(Layout annotation records)

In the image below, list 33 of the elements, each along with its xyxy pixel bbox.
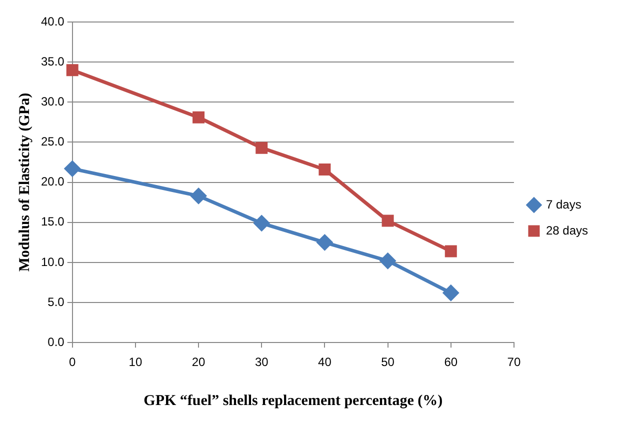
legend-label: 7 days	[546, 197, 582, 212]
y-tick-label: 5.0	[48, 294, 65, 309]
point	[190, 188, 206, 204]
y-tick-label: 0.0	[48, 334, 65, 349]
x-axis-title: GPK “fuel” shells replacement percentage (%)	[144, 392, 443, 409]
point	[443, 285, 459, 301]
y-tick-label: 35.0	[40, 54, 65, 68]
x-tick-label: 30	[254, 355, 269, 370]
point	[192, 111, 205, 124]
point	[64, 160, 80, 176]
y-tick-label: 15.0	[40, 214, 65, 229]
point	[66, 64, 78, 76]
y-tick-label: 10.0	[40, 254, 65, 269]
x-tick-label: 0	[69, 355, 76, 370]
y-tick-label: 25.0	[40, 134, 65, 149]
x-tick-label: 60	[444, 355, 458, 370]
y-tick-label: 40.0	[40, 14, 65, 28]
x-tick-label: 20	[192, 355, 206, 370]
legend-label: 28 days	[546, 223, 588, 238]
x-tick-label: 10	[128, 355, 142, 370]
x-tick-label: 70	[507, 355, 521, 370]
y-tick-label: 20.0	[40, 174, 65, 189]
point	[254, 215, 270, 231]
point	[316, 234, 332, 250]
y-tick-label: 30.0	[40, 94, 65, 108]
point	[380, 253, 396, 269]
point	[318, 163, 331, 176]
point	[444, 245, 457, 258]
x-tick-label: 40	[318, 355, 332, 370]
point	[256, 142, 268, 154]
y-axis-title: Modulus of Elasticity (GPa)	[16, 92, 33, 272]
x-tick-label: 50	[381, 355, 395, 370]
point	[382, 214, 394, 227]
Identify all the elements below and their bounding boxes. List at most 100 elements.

▸ To be done
Copy out the data above with every "y-tick-label" swapped for "y-axis-tick" and nothing else altered, omitting the pictures.

▸ Output below
In the image below, list 33 of the elements, each along with its xyxy pixel bbox.
legend-label: 7 days	[546, 197, 582, 212]
y-axis-tick: 5.0	[48, 294, 65, 309]
point	[190, 188, 206, 204]
y-axis-tick: 0.0	[48, 334, 65, 349]
x-axis-title: GPK “fuel” shells replacement percentage (%)	[144, 392, 443, 409]
point	[443, 285, 459, 301]
y-axis-tick: 35.0	[40, 54, 65, 68]
x-tick-label: 30	[254, 355, 269, 370]
point	[192, 111, 205, 124]
point	[64, 160, 80, 176]
y-axis-tick: 15.0	[40, 214, 65, 229]
point	[66, 64, 78, 76]
y-axis-tick: 10.0	[40, 254, 65, 269]
x-tick-label: 0	[69, 355, 76, 370]
y-axis-tick: 25.0	[40, 134, 65, 149]
x-tick-label: 60	[444, 355, 458, 370]
y-axis-tick: 40.0	[40, 14, 65, 28]
x-tick-label: 20	[192, 355, 206, 370]
legend-label: 28 days	[546, 223, 588, 238]
x-tick-label: 10	[128, 355, 142, 370]
x-tick-label: 70	[507, 355, 521, 370]
y-axis-tick: 20.0	[40, 174, 65, 189]
point	[254, 215, 270, 231]
point	[316, 234, 332, 250]
y-axis-tick: 30.0	[40, 94, 65, 108]
point	[380, 253, 396, 269]
point	[318, 163, 331, 176]
point	[444, 245, 457, 258]
x-tick-label: 40	[318, 355, 332, 370]
point	[256, 142, 268, 154]
y-axis-title: Modulus of Elasticity (GPa)	[16, 92, 33, 272]
x-tick-label: 50	[381, 355, 395, 370]
point	[382, 214, 394, 227]
Identify all the elements below and their bounding boxes. List at most 100 elements.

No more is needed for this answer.